Task set
**A.** Output the passage of the PyTorch 2.0 T4 error post starting at "GCC version: (Ubuntu" and ending at "9.4.0] (64-bit runtime)".
**B.** According to the system information in the PyTorch 2.0 T4 error post, which PyTorch version is installed?
**C.** Resume the PyTorch 2.0 T4 error post from the point at which it stops.

Provided text
- - -

Pytorch2.0 error on T4

I installed pytorch 2.0 on an ec2 instance with T4 gpu. However, this code fails

import torch
import torch.nn as nn
import torchvision.models as models

model = models.resnet50().cuda()
model = torch.compile(model)

x = torch.randn(1, 3, 224, 224).cuda()
out = model(x)
print(out.shape)

It says that torch._dynamo.exc.BackendCompilerFailed: debug_wrapper raised ImportError: cannot import name 'next_power_of_2' from 'triton' (unknown location)

Also, running the test via python pytorch/tools/dynamo/verify_dynamo.py gives module 'triton' has no attribute 'jit.

System Info

Collecting environment information...
PyTorch version: 2.0.0+cu117
Is debug build: False
CUDA used to build PyTorch: 11.7
ROCM used to build PyTorch: N/A

OS: Ubuntu 20.04.6 LTS (x86_64)
GCC version: (Ubuntu 9.4.0-1ubuntu1~20.04.1) 9.4.0
Clang version: Could not collect
CMake version: version 3.26.1
Libc version: glibc-2.31

Python version: 3.8.10 (default, Mar 13 2023, 10:26:41)  [GCC 9.4.0] (64-bit runtime)
Python platform: Linux-5.15.0-1033-aws-x86_64-with-glibc2.29
Is CUDA available: True
CUDA runtime version: 11.7.64
CUDA_MODULE_LOADING set to: LAZY
GPU models and configuration: GPU 0: Tesla T4
Nvidia driver version: 515.43.04
cuDNN version: Could not collect
HIP runtime version: N/A
MIOpen runtime version: N/A
Is XNNPACK available: True
...

- - -

Data excerpts
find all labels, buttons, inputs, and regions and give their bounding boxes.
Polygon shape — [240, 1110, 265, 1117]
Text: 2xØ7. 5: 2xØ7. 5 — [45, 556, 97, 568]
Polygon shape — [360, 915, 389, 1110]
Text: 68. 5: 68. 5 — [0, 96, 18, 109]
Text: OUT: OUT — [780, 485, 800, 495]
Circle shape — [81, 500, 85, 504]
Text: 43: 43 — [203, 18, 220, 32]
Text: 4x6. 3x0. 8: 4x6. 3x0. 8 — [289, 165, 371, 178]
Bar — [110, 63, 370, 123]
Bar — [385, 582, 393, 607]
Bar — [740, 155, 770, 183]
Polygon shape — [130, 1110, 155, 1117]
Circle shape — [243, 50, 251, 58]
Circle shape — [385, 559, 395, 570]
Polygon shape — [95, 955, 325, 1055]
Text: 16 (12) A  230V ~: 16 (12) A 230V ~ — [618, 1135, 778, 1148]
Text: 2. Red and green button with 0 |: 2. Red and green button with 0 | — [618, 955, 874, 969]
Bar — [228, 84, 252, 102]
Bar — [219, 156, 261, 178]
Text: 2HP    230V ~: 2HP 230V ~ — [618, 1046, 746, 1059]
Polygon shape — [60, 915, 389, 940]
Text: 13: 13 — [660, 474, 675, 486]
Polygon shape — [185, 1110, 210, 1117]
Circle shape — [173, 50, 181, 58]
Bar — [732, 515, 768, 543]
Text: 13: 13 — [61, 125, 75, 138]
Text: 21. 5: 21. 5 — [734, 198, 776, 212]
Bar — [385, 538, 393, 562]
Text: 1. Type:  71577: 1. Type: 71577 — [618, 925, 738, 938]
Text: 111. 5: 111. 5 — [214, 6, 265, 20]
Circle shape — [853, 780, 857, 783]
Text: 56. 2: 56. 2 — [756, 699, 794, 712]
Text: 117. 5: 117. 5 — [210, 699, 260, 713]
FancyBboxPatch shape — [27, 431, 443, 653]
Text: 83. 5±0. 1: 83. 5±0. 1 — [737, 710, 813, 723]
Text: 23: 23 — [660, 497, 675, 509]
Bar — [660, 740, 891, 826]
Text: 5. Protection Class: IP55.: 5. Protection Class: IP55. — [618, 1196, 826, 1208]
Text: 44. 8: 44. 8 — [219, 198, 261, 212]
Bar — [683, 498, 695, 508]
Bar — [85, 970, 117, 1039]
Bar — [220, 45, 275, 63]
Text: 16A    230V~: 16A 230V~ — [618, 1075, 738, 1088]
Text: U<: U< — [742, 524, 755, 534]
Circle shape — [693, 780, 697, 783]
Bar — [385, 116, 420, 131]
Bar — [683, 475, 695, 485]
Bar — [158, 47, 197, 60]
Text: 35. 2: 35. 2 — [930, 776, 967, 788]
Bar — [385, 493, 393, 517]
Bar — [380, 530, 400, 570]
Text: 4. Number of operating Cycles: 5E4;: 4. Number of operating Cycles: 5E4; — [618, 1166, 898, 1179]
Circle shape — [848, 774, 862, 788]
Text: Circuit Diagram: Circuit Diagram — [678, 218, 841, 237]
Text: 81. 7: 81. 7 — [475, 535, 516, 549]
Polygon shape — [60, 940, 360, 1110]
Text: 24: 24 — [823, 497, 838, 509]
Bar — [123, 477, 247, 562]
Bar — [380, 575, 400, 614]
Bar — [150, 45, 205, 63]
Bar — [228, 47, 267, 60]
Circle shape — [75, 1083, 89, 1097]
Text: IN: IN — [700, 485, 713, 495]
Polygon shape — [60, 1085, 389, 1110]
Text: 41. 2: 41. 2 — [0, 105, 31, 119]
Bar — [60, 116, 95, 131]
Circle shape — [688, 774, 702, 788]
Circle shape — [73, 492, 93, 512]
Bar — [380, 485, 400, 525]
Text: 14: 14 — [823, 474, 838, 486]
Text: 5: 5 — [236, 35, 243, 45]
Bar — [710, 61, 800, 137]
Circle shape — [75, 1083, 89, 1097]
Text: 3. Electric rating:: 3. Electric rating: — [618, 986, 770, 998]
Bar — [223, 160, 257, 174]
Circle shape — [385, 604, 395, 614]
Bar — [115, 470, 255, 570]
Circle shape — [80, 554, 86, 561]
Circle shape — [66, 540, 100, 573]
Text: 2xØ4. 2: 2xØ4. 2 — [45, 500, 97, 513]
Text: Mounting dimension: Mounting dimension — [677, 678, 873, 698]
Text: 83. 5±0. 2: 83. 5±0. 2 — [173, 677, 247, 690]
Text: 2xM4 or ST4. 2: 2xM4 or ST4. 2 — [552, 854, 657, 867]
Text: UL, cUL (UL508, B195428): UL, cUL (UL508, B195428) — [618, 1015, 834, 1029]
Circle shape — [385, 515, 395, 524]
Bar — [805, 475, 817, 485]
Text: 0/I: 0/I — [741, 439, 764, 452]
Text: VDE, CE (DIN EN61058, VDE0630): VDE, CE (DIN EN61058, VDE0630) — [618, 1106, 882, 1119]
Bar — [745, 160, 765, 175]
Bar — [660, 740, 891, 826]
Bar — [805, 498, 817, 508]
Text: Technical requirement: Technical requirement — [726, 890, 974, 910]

- - -

Responses by task
**A.**
GCC version: (Ubuntu 9.4.0-1ubuntu1~20.04.1) 9.4.0
Clang version: Could not collect
CMake version: version 3.26.1
Libc version: glibc-2.31

Python version: 3.8.10 (default, Mar 13 2023, 10:26:41)  [GCC 9.4.0] (64-bit runtime)

**B.** 2.0.0+cu117

**C.**
Versions of relevant libraries:
[pip3] numpy==1.24.2
[pip3] pytorch-lightning==2.0.1
[pip3] torch==2.0.0
[pip3] torchaudio==2.0.1
[pip3] torchmetrics==0.11.4
[pip3] torchvision==0.15.1
[pip3] triton==2.0.0

Could you post the install command you have used on this EC2 instance?
Was it just pip install torch?
I cannot reproduce the issue locally using 2.0.0+cu117 and also the verification works:

python tools/dynamo/verify_dynamo.py 
Python version: 3.8.16
`torch` version: 2.0.0+cu117
CUDA version: 11.7
ROCM version: None

All required checks passed

yes, this was the command
pip install torch torchvision torchaudio

I recreated a new instance and used cuda 11.8 and that worked perfectly. Not sure why 11.7 wasn’t working.

1 Like
  File "/home/LAB/geling/.conda/envs/AAAI/lib/python3.9/site-packages/torch/_dynamo/output_graph.py", line 588, in compile_and_call_fx_graph
    compiled_fn = self.call_user_compiler(gm)
  File "/home/LAB/geling/.conda/envs/AAAI/lib/python3.9/site-packages/torch/_dynamo/utils.py", line 163, in time_wrapper
    r = func(*args, **kwargs)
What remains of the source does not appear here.